++++ Data lines ++++

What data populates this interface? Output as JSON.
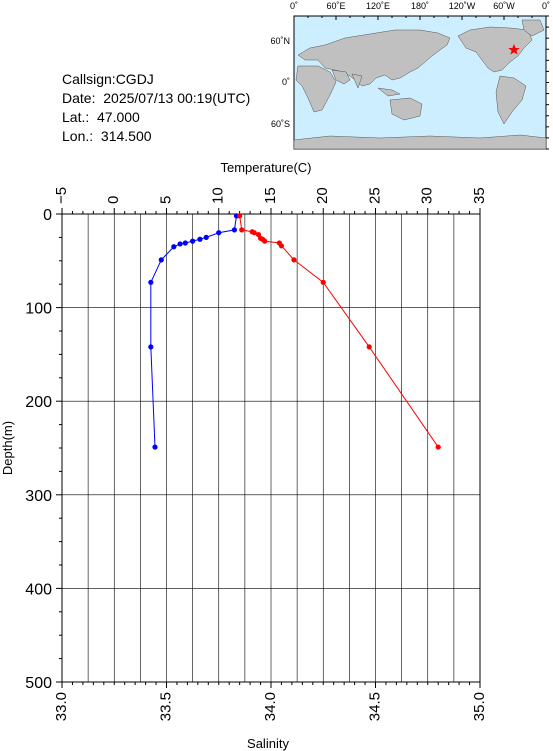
{
  "info": {
    "callsign": "Callsign:CGDJ",
    "date": "Date:  2025/07/13 00:19(UTC)",
    "lat": "Lat.:  47.000",
    "lon": "Lon.:  314.500"
  },
  "map": {
    "top_labels": [
      "0˚",
      "60˚E",
      "120˚E",
      "180˚",
      "120˚W",
      "60˚W",
      "0˚"
    ],
    "left_labels": [
      "60˚N",
      "0˚",
      "60˚S"
    ],
    "ocean_color": "#cceeff",
    "land_color": "#c0c0c0",
    "marker_color": "#ff0000",
    "marker": "star-icon"
  },
  "chart_data": {
    "type": "line",
    "top_axis_label": "Temperature(C)",
    "bottom_axis_label": "Salinity",
    "left_axis_label": "Depth(m)",
    "temperature_ticks": [
      "−5",
      "0",
      "5",
      "10",
      "15",
      "20",
      "25",
      "30",
      "35"
    ],
    "salinity_ticks": [
      "33.0",
      "33.5",
      "34.0",
      "34.5",
      "35.0"
    ],
    "depth_ticks": [
      "0",
      "100",
      "200",
      "300",
      "400",
      "500"
    ],
    "xlim_temperature": [
      -5,
      35
    ],
    "xlim_salinity": [
      33.0,
      35.0
    ],
    "ylim_depth": [
      0,
      500
    ],
    "grid": true,
    "series": [
      {
        "axis": "top",
        "color": "#0000ff",
        "x": [
          11.7,
          11.5,
          10.0,
          8.8,
          8.2,
          7.5,
          6.8,
          6.3,
          5.7,
          4.5,
          3.5,
          3.5,
          3.9
        ],
        "y": [
          2,
          17,
          20,
          25,
          27,
          29,
          31,
          32,
          35,
          49,
          73,
          142,
          249
        ]
      },
      {
        "axis": "bottom",
        "color": "#ff0000",
        "x": [
          33.85,
          33.86,
          33.91,
          33.92,
          33.94,
          33.95,
          33.96,
          33.97,
          34.04,
          34.05,
          34.11,
          34.25,
          34.47,
          34.8
        ],
        "y": [
          2,
          17,
          19,
          20,
          22,
          26,
          27,
          29,
          31,
          34,
          49,
          73,
          142,
          249
        ]
      }
    ]
  }
}
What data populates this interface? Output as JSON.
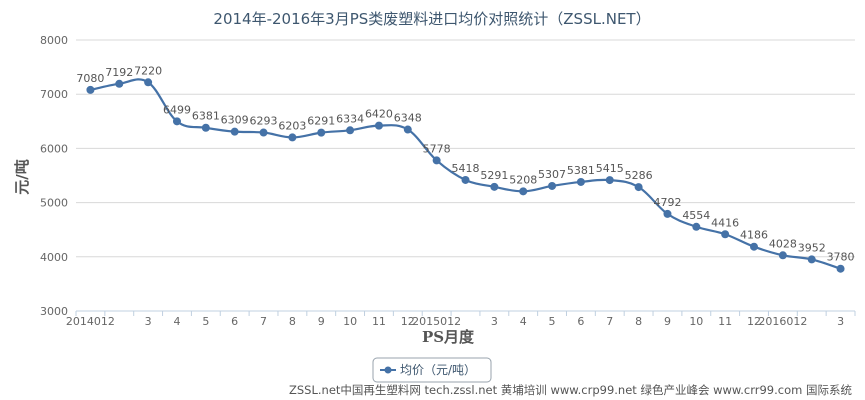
{
  "chart_data": {
    "type": "line",
    "title": "2014年-2016年3月PS类废塑料进口均价对照统计（ZSSL.NET）",
    "xlabel": "PS月度",
    "ylabel": "元/吨",
    "ylim": [
      3000,
      8000
    ],
    "yticks": [
      3000,
      4000,
      5000,
      6000,
      7000,
      8000
    ],
    "categories": [
      "201401",
      "2",
      "3",
      "4",
      "5",
      "6",
      "7",
      "8",
      "9",
      "10",
      "11",
      "12",
      "201501",
      "2",
      "3",
      "4",
      "5",
      "6",
      "7",
      "8",
      "9",
      "10",
      "11",
      "12",
      "201601",
      "2",
      "3"
    ],
    "tick_labels": [
      "2014012",
      "",
      "3",
      "4",
      "5",
      "6",
      "7",
      "8",
      "9",
      "10",
      "11",
      "12",
      "2015012",
      "",
      "3",
      "4",
      "5",
      "6",
      "7",
      "8",
      "9",
      "10",
      "11",
      "12",
      "2016012",
      "",
      "3"
    ],
    "series": [
      {
        "name": "均价（元/吨）",
        "values": [
          7080,
          7192,
          7220,
          6499,
          6381,
          6309,
          6293,
          6203,
          6291,
          6334,
          6420,
          6348,
          5778,
          5418,
          5291,
          5208,
          5307,
          5381,
          5415,
          5286,
          4792,
          4554,
          4416,
          4186,
          4028,
          3952,
          3780
        ],
        "color": "#4572a7"
      }
    ],
    "legend": {
      "position": "bottom-center",
      "label": "均价（元/吨）"
    },
    "grid": true
  },
  "footer": "ZSSL.net中国再生塑料网 tech.zssl.net 黄埔培训 www.crp99.net 绿色产业峰会 www.crr99.com 国际系统"
}
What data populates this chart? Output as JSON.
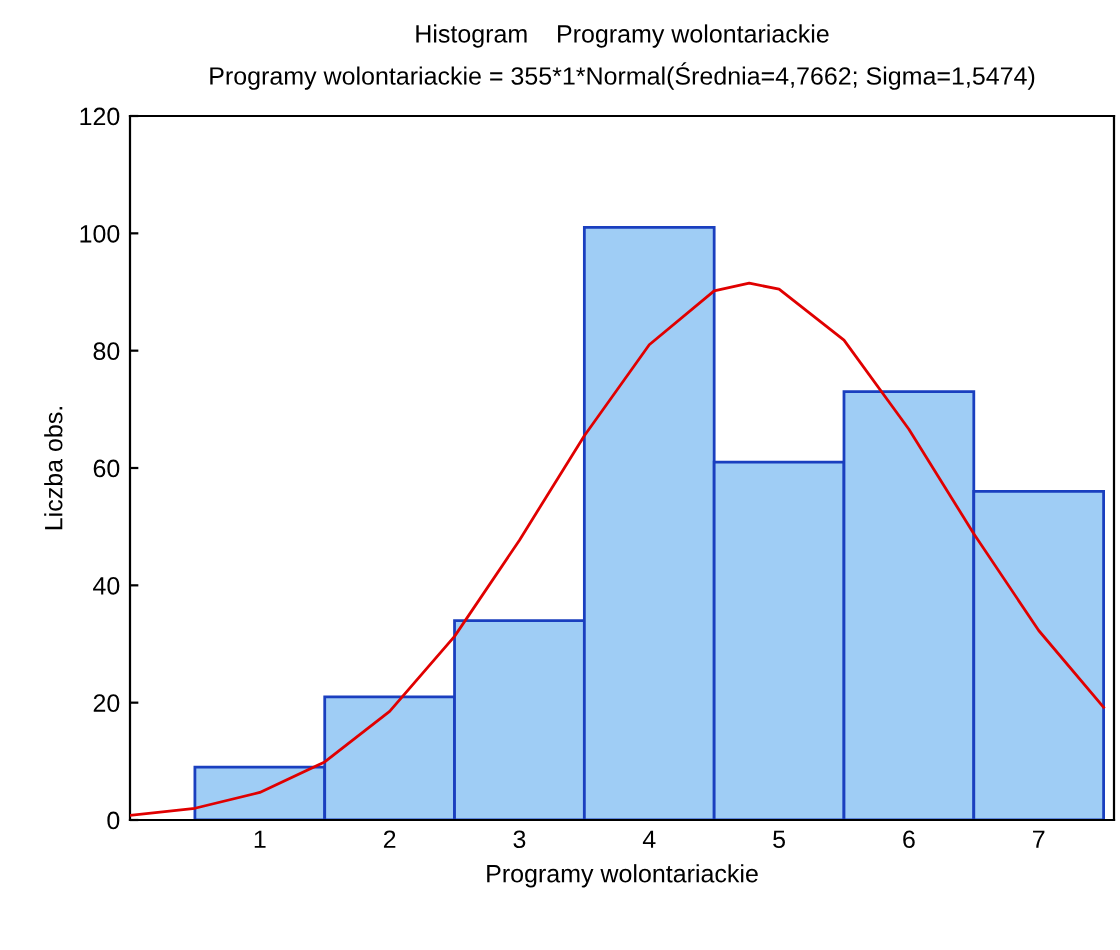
{
  "chart_data": {
    "type": "histogram",
    "title": "Histogram    Programy wolontariackie",
    "subtitle": "Programy wolontariackie = 355*1*Normal(Średnia=4,7662; Sigma=1,5474)",
    "xlabel": "Programy wolontariackie",
    "ylabel": "Liczba obs.",
    "bins": [
      0.5,
      1.5,
      2.5,
      3.5,
      4.5,
      5.5,
      6.5,
      7.5
    ],
    "values": [
      9,
      21,
      34,
      101,
      61,
      73,
      56
    ],
    "color": "#9fcdf5",
    "series": [
      {
        "type": "line",
        "color": "#e00000",
        "x": [
          0,
          0.5,
          1,
          1.5,
          2,
          2.5,
          3,
          3.5,
          4,
          4.5,
          4.77,
          5,
          5.5,
          6,
          6.5,
          7,
          7.5
        ],
        "values": [
          0.8,
          2.0,
          4.7,
          9.9,
          18.5,
          31.3,
          47.7,
          65.5,
          81.0,
          90.2,
          91.5,
          90.5,
          81.8,
          66.6,
          48.8,
          32.3,
          19.2
        ]
      }
    ],
    "xlim": [
      0,
      7.58
    ],
    "xticks": [
      1,
      2,
      3,
      4,
      5,
      6,
      7
    ],
    "ylim": [
      0,
      120
    ],
    "yticks": [
      0,
      20,
      40,
      60,
      80,
      100,
      120
    ],
    "grid": false,
    "legend": false
  }
}
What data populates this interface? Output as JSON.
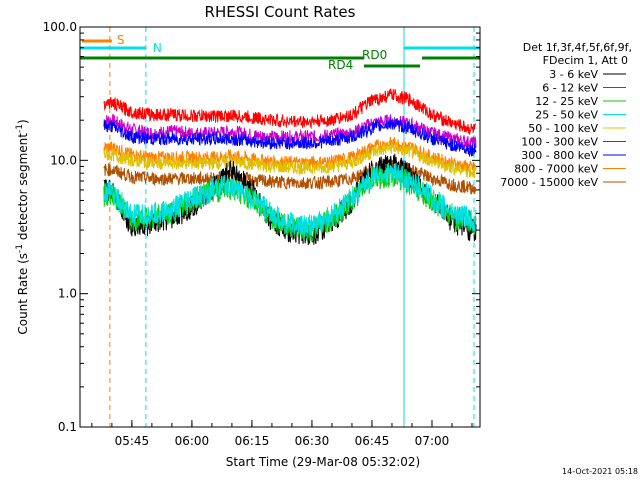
{
  "chart_data": {
    "type": "line",
    "title": "RHESSI Count Rates",
    "xlabel": "Start Time (29-Mar-08 05:32:02)",
    "ylabel_parts": {
      "a": "Count Rate (s",
      "sup": "-1",
      "b": " detector segment",
      "sup2": "-1",
      "c": ")"
    },
    "xlim": [
      "05:32:02",
      "07:12:00"
    ],
    "ylim": [
      0.1,
      100
    ],
    "yscale": "log",
    "x_ticks": [
      "05:45",
      "06:00",
      "06:15",
      "06:30",
      "06:45",
      "07:00"
    ],
    "y_ticks": [
      "0.1",
      "1.0",
      "10.0",
      "100.0"
    ],
    "legend": {
      "header": [
        "Det 1f,3f,4f,5f,6f,9f,",
        "FDecim 1, Att 0"
      ],
      "placement": "right"
    },
    "series": [
      {
        "name": "3 - 6 keV",
        "color": "#000000",
        "x": [
          "05:40",
          "05:45",
          "05:50",
          "05:55",
          "06:00",
          "06:05",
          "06:10",
          "06:15",
          "06:20",
          "06:25",
          "06:30",
          "06:35",
          "06:40",
          "06:45",
          "06:50",
          "06:55",
          "07:00",
          "07:05",
          "07:10"
        ],
        "values": [
          6.0,
          3.2,
          3.3,
          3.7,
          4.5,
          6.0,
          8.5,
          6.0,
          3.5,
          2.9,
          2.8,
          3.4,
          5.0,
          8.5,
          9.5,
          7.5,
          5.0,
          3.5,
          3.0
        ]
      },
      {
        "name": "6 - 12 keV",
        "color": "#cc00cc",
        "x": [
          "05:40",
          "05:45",
          "05:50",
          "05:55",
          "06:00",
          "06:05",
          "06:10",
          "06:15",
          "06:20",
          "06:25",
          "06:30",
          "06:35",
          "06:40",
          "06:45",
          "06:50",
          "06:55",
          "07:00",
          "07:05",
          "07:10"
        ],
        "values": [
          20,
          17,
          16,
          16.5,
          16,
          16,
          16.5,
          15.5,
          15,
          15,
          15,
          15.5,
          16,
          19,
          20,
          18.5,
          16,
          14.5,
          13.5
        ]
      },
      {
        "name": "12 - 25 keV",
        "color": "#00cc00",
        "x": [
          "05:40",
          "05:45",
          "05:50",
          "05:55",
          "06:00",
          "06:05",
          "06:10",
          "06:15",
          "06:20",
          "06:25",
          "06:30",
          "06:35",
          "06:40",
          "06:45",
          "06:50",
          "06:55",
          "07:00",
          "07:05",
          "07:10"
        ],
        "values": [
          5.5,
          3.6,
          3.7,
          4.1,
          4.9,
          5.8,
          6.2,
          5.0,
          3.7,
          3.1,
          3.0,
          3.6,
          5.0,
          7.2,
          7.8,
          6.6,
          5.0,
          3.8,
          3.4
        ]
      },
      {
        "name": "25 - 50 keV",
        "color": "#00e0e0",
        "x": [
          "05:40",
          "05:45",
          "05:50",
          "05:55",
          "06:00",
          "06:05",
          "06:10",
          "06:15",
          "06:20",
          "06:25",
          "06:30",
          "06:35",
          "06:40",
          "06:45",
          "06:50",
          "06:55",
          "07:00",
          "07:05",
          "07:10"
        ],
        "values": [
          5.8,
          3.8,
          3.9,
          4.3,
          5.1,
          6.0,
          6.5,
          5.2,
          3.9,
          3.3,
          3.2,
          3.8,
          5.2,
          7.5,
          8.0,
          6.9,
          5.2,
          4.0,
          3.6
        ]
      },
      {
        "name": "50 - 100 keV",
        "color": "#e0c000",
        "x": [
          "05:40",
          "05:45",
          "05:50",
          "05:55",
          "06:00",
          "06:05",
          "06:10",
          "06:15",
          "06:20",
          "06:25",
          "06:30",
          "06:35",
          "06:40",
          "06:45",
          "06:50",
          "06:55",
          "07:00",
          "07:05",
          "07:10"
        ],
        "values": [
          11,
          10,
          9.5,
          9.5,
          9.5,
          9.5,
          9.8,
          9.3,
          9.0,
          8.8,
          8.8,
          9.0,
          9.6,
          11.5,
          12.5,
          11.5,
          9.8,
          8.8,
          8.2
        ]
      },
      {
        "name": "100 - 300 keV",
        "color": "#ff0000",
        "x": [
          "05:40",
          "05:45",
          "05:50",
          "05:55",
          "06:00",
          "06:05",
          "06:10",
          "06:15",
          "06:20",
          "06:25",
          "06:30",
          "06:35",
          "06:40",
          "06:45",
          "06:50",
          "06:55",
          "07:00",
          "07:05",
          "07:10"
        ],
        "values": [
          27,
          23,
          22,
          22,
          21.5,
          21.5,
          21.5,
          21,
          20,
          19.5,
          19.5,
          20,
          22,
          28,
          31,
          28,
          22,
          19,
          17
        ]
      },
      {
        "name": "300 - 800 keV",
        "color": "#0000ff",
        "x": [
          "05:40",
          "05:45",
          "05:50",
          "05:55",
          "06:00",
          "06:05",
          "06:10",
          "06:15",
          "06:20",
          "06:25",
          "06:30",
          "06:35",
          "06:40",
          "06:45",
          "06:50",
          "06:55",
          "07:00",
          "07:05",
          "07:10"
        ],
        "values": [
          18,
          15,
          14.5,
          14.5,
          14.5,
          14.5,
          14.5,
          14,
          13.5,
          13.5,
          13.5,
          14,
          15,
          17.5,
          19,
          17,
          14.5,
          13,
          12
        ]
      },
      {
        "name": "800 - 7000 keV",
        "color": "#ff8000",
        "x": [
          "05:40",
          "05:45",
          "05:50",
          "05:55",
          "06:00",
          "06:05",
          "06:10",
          "06:15",
          "06:20",
          "06:25",
          "06:30",
          "06:35",
          "06:40",
          "06:45",
          "06:50",
          "06:55",
          "07:00",
          "07:05",
          "07:10"
        ],
        "values": [
          12.5,
          11,
          10.5,
          10.5,
          10.5,
          10.5,
          10.8,
          10.2,
          9.8,
          9.6,
          9.6,
          9.8,
          10.5,
          12.5,
          13.5,
          12.5,
          10.5,
          9.5,
          8.8
        ]
      },
      {
        "name": "7000 - 15000 keV",
        "color": "#b05000",
        "x": [
          "05:40",
          "05:45",
          "05:50",
          "05:55",
          "06:00",
          "06:05",
          "06:10",
          "06:15",
          "06:20",
          "06:25",
          "06:30",
          "06:35",
          "06:40",
          "06:45",
          "06:50",
          "06:55",
          "07:00",
          "07:05",
          "07:10"
        ],
        "values": [
          8.5,
          7.5,
          7.3,
          7.3,
          7.3,
          7.3,
          7.5,
          7.1,
          6.9,
          6.8,
          6.8,
          6.9,
          7.3,
          8.5,
          9.2,
          8.5,
          7.3,
          6.6,
          6.2
        ]
      }
    ],
    "state_bars": [
      {
        "label": "S",
        "color": "#ff8000",
        "y_level": 1,
        "segments": [
          [
            "05:32:30",
            "05:40:00"
          ]
        ]
      },
      {
        "label": "N",
        "color": "#00e0e0",
        "y_level": 2,
        "segments": [
          [
            "05:32:02",
            "05:48:30"
          ],
          [
            "06:53:00",
            "07:12:00"
          ]
        ]
      },
      {
        "label": "RD0",
        "color": "#008000",
        "y_level": 3,
        "segments": [
          [
            "05:32:02",
            "06:43:00"
          ],
          [
            "06:57:30",
            "07:12:00"
          ]
        ]
      },
      {
        "label": "RD4",
        "color": "#008000",
        "y_level": 4,
        "segments": [
          [
            "06:43:00",
            "06:57:00"
          ]
        ]
      }
    ],
    "vertical_markers": [
      {
        "x": "05:39:30",
        "color": "#ff8000",
        "style": "dashed"
      },
      {
        "x": "05:48:30",
        "color": "#00e0e0",
        "style": "dashed"
      },
      {
        "x": "06:53:00",
        "color": "#00e0e0",
        "style": "solid"
      },
      {
        "x": "07:10:30",
        "color": "#00e0e0",
        "style": "dashed"
      }
    ],
    "grid": false
  },
  "timestamp": "14-Oct-2021 05:18"
}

++++

## [Task details]
Give the number of lines where the string "ZSSL" occurs, without any further text.

## [Full answer]
2